- **WORK REQUIRED**:
Skip the pictures and repeat each line of the data exactly.
** Start of EXCERPTED DATA **
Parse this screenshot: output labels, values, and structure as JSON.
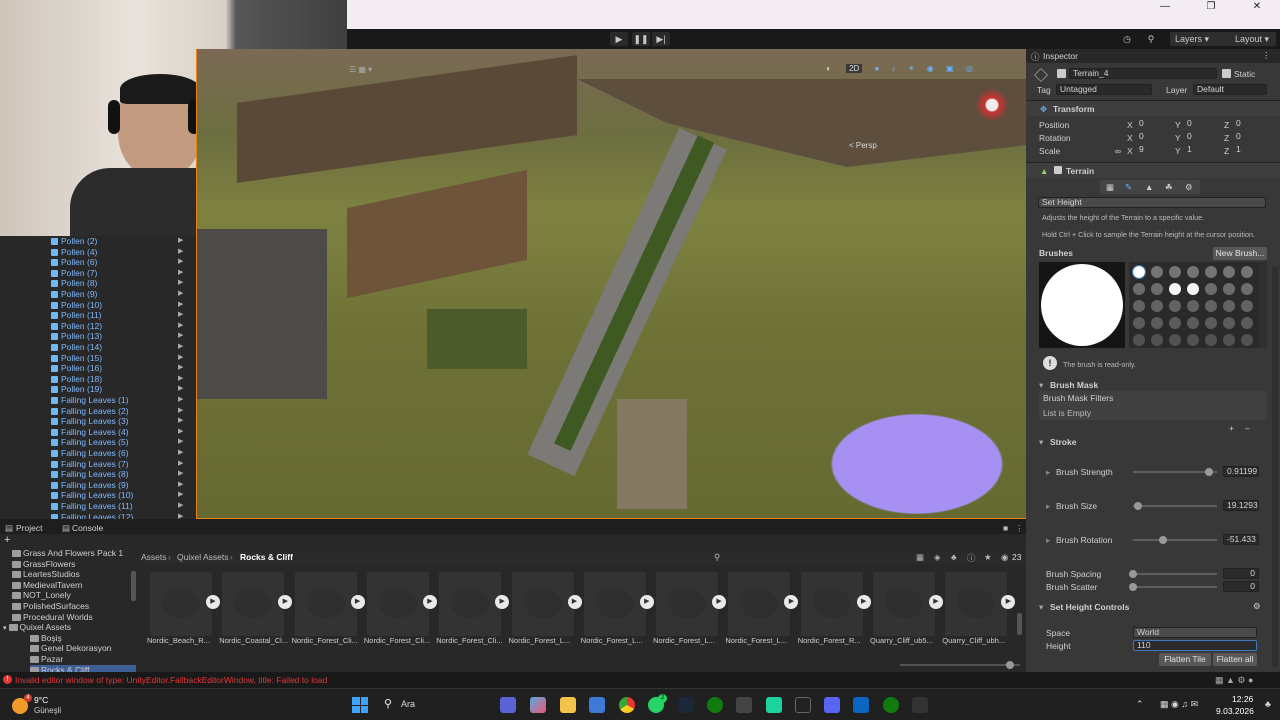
{
  "toolbar": {
    "layers": "Layers",
    "layout": "Layout"
  },
  "scene": {
    "mode_2d": "2D",
    "persp": "< Persp"
  },
  "hierarchy": {
    "items": [
      "Pollen (2)",
      "Pollen (4)",
      "Pollen (6)",
      "Pollen (7)",
      "Pollen (8)",
      "Pollen (9)",
      "Pollen (10)",
      "Pollen (11)",
      "Pollen (12)",
      "Pollen (13)",
      "Pollen (14)",
      "Pollen (15)",
      "Pollen (16)",
      "Pollen (18)",
      "Pollen (19)",
      "Falling Leaves (1)",
      "Falling Leaves (2)",
      "Falling Leaves (3)",
      "Falling Leaves (4)",
      "Falling Leaves (5)",
      "Falling Leaves (6)",
      "Falling Leaves (7)",
      "Falling Leaves (8)",
      "Falling Leaves (9)",
      "Falling Leaves (10)",
      "Falling Leaves (11)",
      "Falling Leaves (12)"
    ]
  },
  "inspector": {
    "tab": "Inspector",
    "object_name": "Terrain_4",
    "static": "Static",
    "tag_label": "Tag",
    "tag_value": "Untagged",
    "layer_label": "Layer",
    "layer_value": "Default",
    "transform": "Transform",
    "position_label": "Position",
    "rotation_label": "Rotation",
    "scale_label": "Scale",
    "x": "X",
    "y": "Y",
    "z": "Z",
    "position": {
      "x": "0",
      "y": "0",
      "z": "0"
    },
    "rotation": {
      "x": "0",
      "y": "0",
      "z": "0"
    },
    "scale": {
      "x": "9",
      "y": "1",
      "z": "1"
    },
    "terrain": "Terrain",
    "tool": "Set Height",
    "desc1": "Adjusts the height of the Terrain to a specific value.",
    "desc2": "Hold Ctrl + Click to sample the Terrain height at the cursor position.",
    "brushes": "Brushes",
    "new_brush": "New Brush...",
    "readonly": "The brush is read-only.",
    "brush_mask": "Brush Mask",
    "brush_mask_filters": "Brush Mask Filters",
    "list_empty": "List is Empty",
    "stroke": "Stroke",
    "brush_strength": {
      "label": "Brush Strength",
      "value": "0.91199",
      "level": 0.91
    },
    "brush_size": {
      "label": "Brush Size",
      "value": "19.1293",
      "level": 0.06
    },
    "brush_rotation": {
      "label": "Brush Rotation",
      "value": "-51.433",
      "level": 0.36
    },
    "brush_spacing": {
      "label": "Brush Spacing",
      "value": "0",
      "level": 0
    },
    "brush_scatter": {
      "label": "Brush Scatter",
      "value": "0",
      "level": 0
    },
    "set_height_controls": "Set Height Controls",
    "space_label": "Space",
    "space_value": "World",
    "height_label": "Height",
    "height_value": "110",
    "flatten_tile": "Flatten Tile",
    "flatten_all": "Flatten all"
  },
  "project": {
    "tab_project": "Project",
    "tab_console": "Console",
    "breadcrumb": [
      "Assets",
      "Quixel Assets",
      "Rocks & Cliff"
    ],
    "count": "23",
    "folders": [
      "Grass And Flowers Pack 1",
      "GrassFlowers",
      "LeartesStudios",
      "MedievalTavern",
      "NOT_Lonely",
      "PolishedSurfaces",
      "Procedural Worlds",
      "Quixel Assets",
      "Boşiş",
      "Genel Dekorasyon",
      "Pazar",
      "Rocks & Cliff"
    ],
    "assets": [
      "Nordic_Beach_R...",
      "Nordic_Coastal_Cl...",
      "Nordic_Forest_Cli...",
      "Nordic_Forest_Cli...",
      "Nordic_Forest_Cli...",
      "Nordic_Forest_L...",
      "Nordic_Forest_L...",
      "Nordic_Forest_L...",
      "Nordic_Forest_L...",
      "Nordic_Forest_R...",
      "Quarry_Cliff_ub5...",
      "Quarry_Cliff_ubh..."
    ]
  },
  "status": "Invalid editor window of type: UnityEditor.FallbackEditorWindow, title: Failed to load",
  "taskbar": {
    "temp": "9°C",
    "weather": "Güneşli",
    "search": "Ara",
    "badge": "2",
    "time": "12:26",
    "date": "9.03.2026"
  }
}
** End of EXCERPTED DATA **
- **SOLUTION TO THE EXERCISE**:
Parse this screenshot: output labels, values, and structure as JSON.
{
  "toolbar": {
    "layers": "Layers",
    "layout": "Layout"
  },
  "scene": {
    "mode_2d": "2D",
    "persp": "< Persp"
  },
  "hierarchy": {
    "items": [
      "Pollen (2)",
      "Pollen (4)",
      "Pollen (6)",
      "Pollen (7)",
      "Pollen (8)",
      "Pollen (9)",
      "Pollen (10)",
      "Pollen (11)",
      "Pollen (12)",
      "Pollen (13)",
      "Pollen (14)",
      "Pollen (15)",
      "Pollen (16)",
      "Pollen (18)",
      "Pollen (19)",
      "Falling Leaves (1)",
      "Falling Leaves (2)",
      "Falling Leaves (3)",
      "Falling Leaves (4)",
      "Falling Leaves (5)",
      "Falling Leaves (6)",
      "Falling Leaves (7)",
      "Falling Leaves (8)",
      "Falling Leaves (9)",
      "Falling Leaves (10)",
      "Falling Leaves (11)",
      "Falling Leaves (12)"
    ]
  },
  "inspector": {
    "tab": "Inspector",
    "object_name": "Terrain_4",
    "static": "Static",
    "tag_label": "Tag",
    "tag_value": "Untagged",
    "layer_label": "Layer",
    "layer_value": "Default",
    "transform": "Transform",
    "position_label": "Position",
    "rotation_label": "Rotation",
    "scale_label": "Scale",
    "x": "X",
    "y": "Y",
    "z": "Z",
    "position": {
      "x": "0",
      "y": "0",
      "z": "0"
    },
    "rotation": {
      "x": "0",
      "y": "0",
      "z": "0"
    },
    "scale": {
      "x": "9",
      "y": "1",
      "z": "1"
    },
    "terrain": "Terrain",
    "tool": "Set Height",
    "desc1": "Adjusts the height of the Terrain to a specific value.",
    "desc2": "Hold Ctrl + Click to sample the Terrain height at the cursor position.",
    "brushes": "Brushes",
    "new_brush": "New Brush...",
    "readonly": "The brush is read-only.",
    "brush_mask": "Brush Mask",
    "brush_mask_filters": "Brush Mask Filters",
    "list_empty": "List is Empty",
    "stroke": "Stroke",
    "brush_strength": {
      "label": "Brush Strength",
      "value": "0.91199",
      "level": 0.91
    },
    "brush_size": {
      "label": "Brush Size",
      "value": "19.1293",
      "level": 0.06
    },
    "brush_rotation": {
      "label": "Brush Rotation",
      "value": "-51.433",
      "level": 0.36
    },
    "brush_spacing": {
      "label": "Brush Spacing",
      "value": "0",
      "level": 0
    },
    "brush_scatter": {
      "label": "Brush Scatter",
      "value": "0",
      "level": 0
    },
    "set_height_controls": "Set Height Controls",
    "space_label": "Space",
    "space_value": "World",
    "height_label": "Height",
    "height_value": "110",
    "flatten_tile": "Flatten Tile",
    "flatten_all": "Flatten all"
  },
  "project": {
    "tab_project": "Project",
    "tab_console": "Console",
    "breadcrumb": [
      "Assets",
      "Quixel Assets",
      "Rocks & Cliff"
    ],
    "count": "23",
    "folders": [
      "Grass And Flowers Pack 1",
      "GrassFlowers",
      "LeartesStudios",
      "MedievalTavern",
      "NOT_Lonely",
      "PolishedSurfaces",
      "Procedural Worlds",
      "Quixel Assets",
      "Boşiş",
      "Genel Dekorasyon",
      "Pazar",
      "Rocks & Cliff"
    ],
    "assets": [
      "Nordic_Beach_R...",
      "Nordic_Coastal_Cl...",
      "Nordic_Forest_Cli...",
      "Nordic_Forest_Cli...",
      "Nordic_Forest_Cli...",
      "Nordic_Forest_L...",
      "Nordic_Forest_L...",
      "Nordic_Forest_L...",
      "Nordic_Forest_L...",
      "Nordic_Forest_R...",
      "Quarry_Cliff_ub5...",
      "Quarry_Cliff_ubh..."
    ]
  },
  "status": "Invalid editor window of type: UnityEditor.FallbackEditorWindow, title: Failed to load",
  "taskbar": {
    "temp": "9°C",
    "weather": "Güneşli",
    "search": "Ara",
    "badge": "2",
    "time": "12:26",
    "date": "9.03.2026"
  }
}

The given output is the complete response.